Brief:
Copy each line of the data below with the word "icon".
-- BEGIN Given entries --
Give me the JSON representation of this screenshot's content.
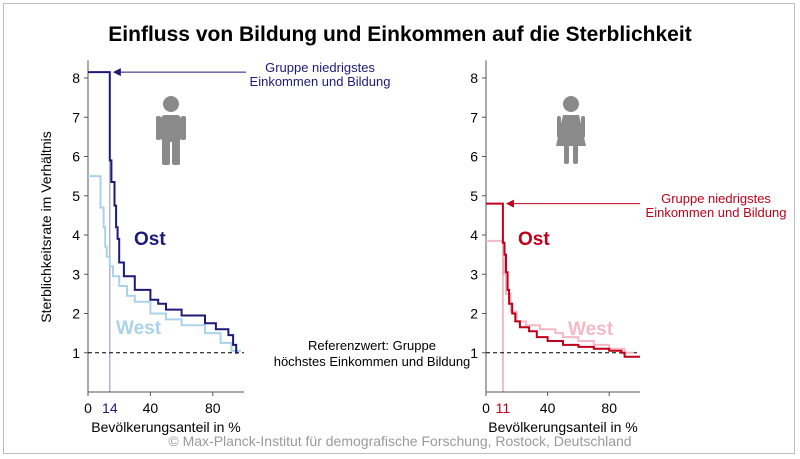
{
  "title": "Einfluss von Bildung und Einkommen auf die Sterblichkeit",
  "footer": "© Max-Planck-Institut für demografische Forschung, Rostock, Deutschland",
  "colors": {
    "ost_men": "#1f1a7a",
    "west_men": "#a9d3ea",
    "ost_women": "#c0001a",
    "west_women": "#f4b9c6",
    "reference": "#000000",
    "icon": "#8a8a8a"
  },
  "chart_data": [
    {
      "type": "line",
      "panel": "men",
      "icon": "man-icon",
      "ylabel": "Sterblichkeitsrate im Verhältnis",
      "xlabel": "Bevölkerungsanteil in %",
      "xlim": [
        0,
        100
      ],
      "ylim": [
        0,
        8.5
      ],
      "yticks": [
        "1",
        "2",
        "3",
        "4",
        "5",
        "6",
        "7",
        "8"
      ],
      "xticks": [
        "0",
        "40",
        "80"
      ],
      "highlight_tick": "14",
      "highlight_tick_color": "#1f1a7a",
      "reference_value": 1,
      "reference_label": [
        "Referenzwert: Gruppe",
        "höchstes Einkommen und Bildung"
      ],
      "annotation": [
        "Gruppe niedrigstes",
        "Einkommen und Bildung"
      ],
      "annotation_value": 8.15,
      "series": [
        {
          "name": "Ost",
          "x": [
            0,
            14,
            14,
            15,
            15,
            17,
            17,
            18,
            18,
            19,
            19,
            20,
            20,
            23,
            23,
            30,
            30,
            40,
            40,
            45,
            45,
            50,
            50,
            60,
            60,
            75,
            75,
            82,
            82,
            90,
            90,
            93,
            93,
            95,
            95,
            96
          ],
          "y": [
            8.15,
            8.15,
            5.9,
            5.9,
            5.35,
            5.35,
            4.75,
            4.75,
            4.2,
            4.2,
            3.9,
            3.9,
            3.3,
            3.3,
            2.95,
            2.95,
            2.6,
            2.6,
            2.35,
            2.35,
            2.25,
            2.25,
            2.1,
            2.1,
            1.95,
            1.95,
            1.75,
            1.75,
            1.6,
            1.6,
            1.45,
            1.45,
            1.2,
            1.2,
            1.0,
            1.0
          ]
        },
        {
          "name": "West",
          "x": [
            0,
            8,
            8,
            10,
            10,
            11,
            11,
            12,
            12,
            14,
            14,
            16,
            16,
            20,
            20,
            25,
            25,
            30,
            30,
            40,
            40,
            50,
            50,
            60,
            60,
            75,
            75,
            85,
            85,
            92,
            92,
            98
          ],
          "y": [
            5.5,
            5.5,
            4.7,
            4.7,
            4.2,
            4.2,
            3.7,
            3.7,
            3.45,
            3.45,
            3.2,
            3.2,
            2.95,
            2.95,
            2.7,
            2.7,
            2.45,
            2.45,
            2.3,
            2.3,
            2.0,
            2.0,
            1.85,
            1.85,
            1.7,
            1.7,
            1.5,
            1.5,
            1.25,
            1.25,
            1.05,
            1.05
          ]
        }
      ]
    },
    {
      "type": "line",
      "panel": "women",
      "icon": "woman-icon",
      "xlabel": "Bevölkerungsanteil in %",
      "xlim": [
        0,
        100
      ],
      "ylim": [
        0,
        8.5
      ],
      "yticks": [
        "1",
        "2",
        "3",
        "4",
        "5",
        "6",
        "7",
        "8"
      ],
      "xticks": [
        "0",
        "40",
        "80"
      ],
      "highlight_tick": "11",
      "highlight_tick_color": "#c0001a",
      "reference_value": 1,
      "annotation": [
        "Gruppe niedrigstes",
        "Einkommen und Bildung"
      ],
      "annotation_value": 4.8,
      "series": [
        {
          "name": "Ost",
          "x": [
            0,
            11,
            11,
            12,
            12,
            13,
            13,
            14,
            14,
            15,
            15,
            17,
            17,
            19,
            19,
            22,
            22,
            28,
            28,
            33,
            33,
            40,
            40,
            50,
            50,
            60,
            60,
            70,
            70,
            80,
            80,
            88,
            88,
            90,
            90,
            100
          ],
          "y": [
            4.8,
            4.8,
            3.8,
            3.8,
            3.5,
            3.5,
            3.05,
            3.05,
            2.6,
            2.6,
            2.25,
            2.25,
            2.0,
            2.0,
            1.8,
            1.8,
            1.65,
            1.65,
            1.55,
            1.55,
            1.4,
            1.4,
            1.3,
            1.3,
            1.2,
            1.2,
            1.15,
            1.15,
            1.1,
            1.1,
            1.05,
            1.05,
            1.0,
            1.0,
            0.9,
            0.9
          ]
        },
        {
          "name": "West",
          "x": [
            0,
            11,
            11,
            12,
            12,
            13,
            13,
            16,
            16,
            20,
            20,
            26,
            26,
            35,
            35,
            45,
            45,
            50,
            50,
            60,
            60,
            70,
            70,
            80,
            80,
            90,
            90,
            96
          ],
          "y": [
            3.85,
            3.85,
            3.45,
            3.45,
            3.0,
            3.0,
            2.5,
            2.5,
            2.05,
            2.05,
            1.8,
            1.8,
            1.7,
            1.7,
            1.6,
            1.6,
            1.5,
            1.5,
            1.4,
            1.4,
            1.3,
            1.3,
            1.2,
            1.2,
            1.1,
            1.1,
            1.0,
            1.0
          ]
        }
      ]
    }
  ]
}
-- END Given entries --
Output of the exercise:
    "icon": "#8a8a8a"
      "icon": "man-icon",
      "icon": "woman-icon",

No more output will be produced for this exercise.